▶ [INSTRUCTIONS TO FOLLOW] Gather every line in the records below that contains the word "features".

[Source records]
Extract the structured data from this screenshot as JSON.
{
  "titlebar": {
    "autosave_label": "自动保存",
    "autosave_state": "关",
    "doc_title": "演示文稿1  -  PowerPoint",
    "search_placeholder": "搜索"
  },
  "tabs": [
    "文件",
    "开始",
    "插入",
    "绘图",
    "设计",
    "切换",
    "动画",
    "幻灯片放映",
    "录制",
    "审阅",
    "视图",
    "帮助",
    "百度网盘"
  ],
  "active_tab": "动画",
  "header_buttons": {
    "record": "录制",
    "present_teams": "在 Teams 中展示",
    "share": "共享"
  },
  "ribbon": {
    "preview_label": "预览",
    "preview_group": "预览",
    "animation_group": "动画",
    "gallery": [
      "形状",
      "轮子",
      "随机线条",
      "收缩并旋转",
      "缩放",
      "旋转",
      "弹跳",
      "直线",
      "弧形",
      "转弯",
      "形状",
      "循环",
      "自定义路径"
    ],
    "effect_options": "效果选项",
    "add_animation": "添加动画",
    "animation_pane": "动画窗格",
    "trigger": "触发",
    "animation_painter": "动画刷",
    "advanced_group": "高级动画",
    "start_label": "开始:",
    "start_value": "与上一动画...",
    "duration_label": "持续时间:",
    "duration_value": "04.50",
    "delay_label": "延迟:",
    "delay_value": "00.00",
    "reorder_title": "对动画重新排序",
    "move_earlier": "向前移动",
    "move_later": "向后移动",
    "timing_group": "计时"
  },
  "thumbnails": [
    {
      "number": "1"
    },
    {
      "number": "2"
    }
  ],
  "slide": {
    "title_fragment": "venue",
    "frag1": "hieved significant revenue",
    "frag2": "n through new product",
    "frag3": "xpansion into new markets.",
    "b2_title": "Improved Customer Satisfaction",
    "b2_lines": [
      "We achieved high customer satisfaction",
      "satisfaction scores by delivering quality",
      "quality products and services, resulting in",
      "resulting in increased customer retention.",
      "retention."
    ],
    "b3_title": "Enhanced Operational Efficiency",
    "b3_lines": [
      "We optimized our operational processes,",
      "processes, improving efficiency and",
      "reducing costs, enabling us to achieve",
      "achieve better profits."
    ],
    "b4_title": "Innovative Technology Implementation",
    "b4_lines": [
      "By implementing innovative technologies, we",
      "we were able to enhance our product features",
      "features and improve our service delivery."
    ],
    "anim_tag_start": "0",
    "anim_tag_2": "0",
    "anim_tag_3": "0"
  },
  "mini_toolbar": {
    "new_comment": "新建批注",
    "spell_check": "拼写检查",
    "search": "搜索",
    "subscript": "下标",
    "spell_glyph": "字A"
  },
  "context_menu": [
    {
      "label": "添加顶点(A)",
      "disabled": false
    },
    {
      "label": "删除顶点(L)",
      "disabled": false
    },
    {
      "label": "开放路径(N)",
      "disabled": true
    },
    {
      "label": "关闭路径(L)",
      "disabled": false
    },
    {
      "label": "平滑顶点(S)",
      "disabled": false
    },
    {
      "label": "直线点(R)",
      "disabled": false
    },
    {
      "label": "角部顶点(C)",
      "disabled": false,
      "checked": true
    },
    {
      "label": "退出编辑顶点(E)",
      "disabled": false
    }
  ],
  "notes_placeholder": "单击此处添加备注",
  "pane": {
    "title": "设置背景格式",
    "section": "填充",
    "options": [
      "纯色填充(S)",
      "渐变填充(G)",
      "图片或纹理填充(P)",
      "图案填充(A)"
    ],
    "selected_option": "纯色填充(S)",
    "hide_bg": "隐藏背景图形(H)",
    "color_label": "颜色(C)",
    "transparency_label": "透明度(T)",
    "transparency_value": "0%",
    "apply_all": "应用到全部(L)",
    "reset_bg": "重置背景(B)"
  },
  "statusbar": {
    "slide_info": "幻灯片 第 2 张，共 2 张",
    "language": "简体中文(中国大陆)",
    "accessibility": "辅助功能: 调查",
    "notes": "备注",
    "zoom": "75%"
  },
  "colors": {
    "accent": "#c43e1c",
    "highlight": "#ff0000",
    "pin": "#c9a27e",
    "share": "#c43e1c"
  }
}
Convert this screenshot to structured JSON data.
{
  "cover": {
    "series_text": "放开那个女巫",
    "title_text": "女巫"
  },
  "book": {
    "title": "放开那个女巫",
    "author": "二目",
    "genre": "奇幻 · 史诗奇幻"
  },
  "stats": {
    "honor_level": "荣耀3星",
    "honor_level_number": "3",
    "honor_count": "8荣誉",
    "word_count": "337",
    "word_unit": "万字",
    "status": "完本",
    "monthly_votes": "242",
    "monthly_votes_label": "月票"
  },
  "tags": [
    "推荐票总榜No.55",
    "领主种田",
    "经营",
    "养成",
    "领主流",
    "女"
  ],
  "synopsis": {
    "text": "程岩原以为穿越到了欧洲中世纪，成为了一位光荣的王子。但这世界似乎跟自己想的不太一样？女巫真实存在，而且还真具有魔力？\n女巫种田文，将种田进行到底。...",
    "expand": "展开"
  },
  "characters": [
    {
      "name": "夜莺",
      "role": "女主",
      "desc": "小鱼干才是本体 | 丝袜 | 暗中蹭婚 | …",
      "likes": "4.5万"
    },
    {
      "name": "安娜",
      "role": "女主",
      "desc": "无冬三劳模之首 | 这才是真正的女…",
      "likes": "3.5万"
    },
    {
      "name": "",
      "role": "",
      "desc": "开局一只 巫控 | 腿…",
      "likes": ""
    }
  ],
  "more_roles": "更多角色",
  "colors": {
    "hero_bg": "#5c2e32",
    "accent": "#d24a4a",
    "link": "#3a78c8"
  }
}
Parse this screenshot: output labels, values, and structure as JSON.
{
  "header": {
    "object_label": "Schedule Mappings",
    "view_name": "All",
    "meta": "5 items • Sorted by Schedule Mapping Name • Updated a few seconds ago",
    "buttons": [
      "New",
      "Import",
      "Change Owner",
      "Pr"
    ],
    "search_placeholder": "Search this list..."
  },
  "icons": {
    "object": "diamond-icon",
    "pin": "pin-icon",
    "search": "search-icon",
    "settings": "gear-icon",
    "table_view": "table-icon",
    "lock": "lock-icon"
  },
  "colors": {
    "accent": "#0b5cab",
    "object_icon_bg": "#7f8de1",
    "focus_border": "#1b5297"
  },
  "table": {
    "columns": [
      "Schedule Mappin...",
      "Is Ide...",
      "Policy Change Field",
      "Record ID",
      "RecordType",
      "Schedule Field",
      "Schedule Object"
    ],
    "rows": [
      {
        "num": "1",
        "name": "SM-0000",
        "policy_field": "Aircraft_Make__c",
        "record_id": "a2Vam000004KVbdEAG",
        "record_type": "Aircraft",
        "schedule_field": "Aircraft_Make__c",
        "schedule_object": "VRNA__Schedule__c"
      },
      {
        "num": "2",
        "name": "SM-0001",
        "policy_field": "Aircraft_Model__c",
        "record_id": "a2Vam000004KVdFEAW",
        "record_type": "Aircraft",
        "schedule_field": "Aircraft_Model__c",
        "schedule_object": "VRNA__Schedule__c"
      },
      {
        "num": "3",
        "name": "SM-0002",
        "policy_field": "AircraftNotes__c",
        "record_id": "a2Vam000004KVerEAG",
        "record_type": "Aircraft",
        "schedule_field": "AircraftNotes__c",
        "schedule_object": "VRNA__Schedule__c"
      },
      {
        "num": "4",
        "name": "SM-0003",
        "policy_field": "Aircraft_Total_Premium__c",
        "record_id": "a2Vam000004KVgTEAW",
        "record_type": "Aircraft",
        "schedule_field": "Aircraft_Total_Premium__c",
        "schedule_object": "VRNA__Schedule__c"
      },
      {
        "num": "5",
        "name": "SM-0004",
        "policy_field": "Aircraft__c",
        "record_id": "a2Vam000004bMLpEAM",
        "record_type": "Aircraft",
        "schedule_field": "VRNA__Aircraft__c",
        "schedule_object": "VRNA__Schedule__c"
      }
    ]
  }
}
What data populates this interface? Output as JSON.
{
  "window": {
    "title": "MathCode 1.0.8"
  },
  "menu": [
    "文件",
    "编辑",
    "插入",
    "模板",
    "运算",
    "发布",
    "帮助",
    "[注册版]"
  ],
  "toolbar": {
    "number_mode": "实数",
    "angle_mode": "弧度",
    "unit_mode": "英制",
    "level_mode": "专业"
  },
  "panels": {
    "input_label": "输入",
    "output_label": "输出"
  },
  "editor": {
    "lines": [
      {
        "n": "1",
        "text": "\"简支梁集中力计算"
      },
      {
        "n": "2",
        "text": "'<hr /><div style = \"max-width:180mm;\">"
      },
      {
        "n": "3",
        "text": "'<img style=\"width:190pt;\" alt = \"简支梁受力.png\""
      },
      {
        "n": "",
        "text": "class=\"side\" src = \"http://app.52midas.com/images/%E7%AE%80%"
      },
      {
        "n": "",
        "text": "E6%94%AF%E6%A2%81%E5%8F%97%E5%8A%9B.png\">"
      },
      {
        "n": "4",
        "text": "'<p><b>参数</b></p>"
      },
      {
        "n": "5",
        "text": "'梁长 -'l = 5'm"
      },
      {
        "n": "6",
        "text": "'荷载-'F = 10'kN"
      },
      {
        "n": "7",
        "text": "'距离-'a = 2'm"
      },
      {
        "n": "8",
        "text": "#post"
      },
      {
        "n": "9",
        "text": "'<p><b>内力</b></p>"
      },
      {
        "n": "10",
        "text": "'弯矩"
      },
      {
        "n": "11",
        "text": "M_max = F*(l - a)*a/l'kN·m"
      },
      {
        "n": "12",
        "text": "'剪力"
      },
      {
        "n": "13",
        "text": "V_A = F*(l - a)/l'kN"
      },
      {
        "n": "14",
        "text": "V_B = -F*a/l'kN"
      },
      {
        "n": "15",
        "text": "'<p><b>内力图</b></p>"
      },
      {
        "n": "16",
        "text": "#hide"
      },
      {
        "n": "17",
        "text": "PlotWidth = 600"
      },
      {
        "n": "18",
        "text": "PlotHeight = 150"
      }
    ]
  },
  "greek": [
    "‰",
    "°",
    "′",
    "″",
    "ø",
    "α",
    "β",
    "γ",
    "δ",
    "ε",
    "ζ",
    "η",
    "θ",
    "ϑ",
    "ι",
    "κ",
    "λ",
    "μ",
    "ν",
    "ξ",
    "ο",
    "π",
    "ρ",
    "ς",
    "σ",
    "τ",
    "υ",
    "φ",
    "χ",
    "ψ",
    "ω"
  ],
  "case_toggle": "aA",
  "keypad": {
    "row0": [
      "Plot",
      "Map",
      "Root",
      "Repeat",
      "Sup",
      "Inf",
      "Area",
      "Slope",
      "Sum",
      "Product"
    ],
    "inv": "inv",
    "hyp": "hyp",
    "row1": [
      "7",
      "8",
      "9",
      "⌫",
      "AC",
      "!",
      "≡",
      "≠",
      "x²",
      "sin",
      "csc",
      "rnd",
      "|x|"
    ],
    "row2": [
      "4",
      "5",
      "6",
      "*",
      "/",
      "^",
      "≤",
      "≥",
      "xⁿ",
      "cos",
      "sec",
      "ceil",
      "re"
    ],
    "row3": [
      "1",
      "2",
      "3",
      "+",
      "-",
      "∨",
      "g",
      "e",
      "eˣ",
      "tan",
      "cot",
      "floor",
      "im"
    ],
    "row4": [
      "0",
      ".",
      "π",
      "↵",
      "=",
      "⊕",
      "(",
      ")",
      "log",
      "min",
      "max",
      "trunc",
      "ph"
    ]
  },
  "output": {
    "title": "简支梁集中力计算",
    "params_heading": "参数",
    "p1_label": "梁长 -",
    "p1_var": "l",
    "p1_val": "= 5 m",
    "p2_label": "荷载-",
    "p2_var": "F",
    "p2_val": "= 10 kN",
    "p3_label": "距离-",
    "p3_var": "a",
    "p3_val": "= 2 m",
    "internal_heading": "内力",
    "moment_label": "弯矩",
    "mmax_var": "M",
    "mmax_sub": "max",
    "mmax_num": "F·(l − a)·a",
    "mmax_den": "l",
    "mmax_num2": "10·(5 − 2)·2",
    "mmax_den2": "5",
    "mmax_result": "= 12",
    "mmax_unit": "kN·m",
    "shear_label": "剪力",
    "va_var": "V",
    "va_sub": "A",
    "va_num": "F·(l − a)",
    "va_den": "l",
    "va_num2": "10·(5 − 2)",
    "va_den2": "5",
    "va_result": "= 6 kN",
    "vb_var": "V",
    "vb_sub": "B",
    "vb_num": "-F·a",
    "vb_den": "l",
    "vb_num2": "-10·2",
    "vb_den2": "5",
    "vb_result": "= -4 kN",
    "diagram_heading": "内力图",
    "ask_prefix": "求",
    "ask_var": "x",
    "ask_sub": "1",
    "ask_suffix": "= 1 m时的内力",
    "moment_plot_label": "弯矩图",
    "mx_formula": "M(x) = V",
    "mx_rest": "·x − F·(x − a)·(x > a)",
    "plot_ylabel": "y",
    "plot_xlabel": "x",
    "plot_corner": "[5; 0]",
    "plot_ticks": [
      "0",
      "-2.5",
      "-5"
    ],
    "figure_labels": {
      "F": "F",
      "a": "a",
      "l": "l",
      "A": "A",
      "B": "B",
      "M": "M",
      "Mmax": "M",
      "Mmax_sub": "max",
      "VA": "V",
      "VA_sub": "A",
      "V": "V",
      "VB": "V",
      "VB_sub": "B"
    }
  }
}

▶ [FULL ANSWER]
      "we were able to enhance our product features",
      "features and improve our service delivery."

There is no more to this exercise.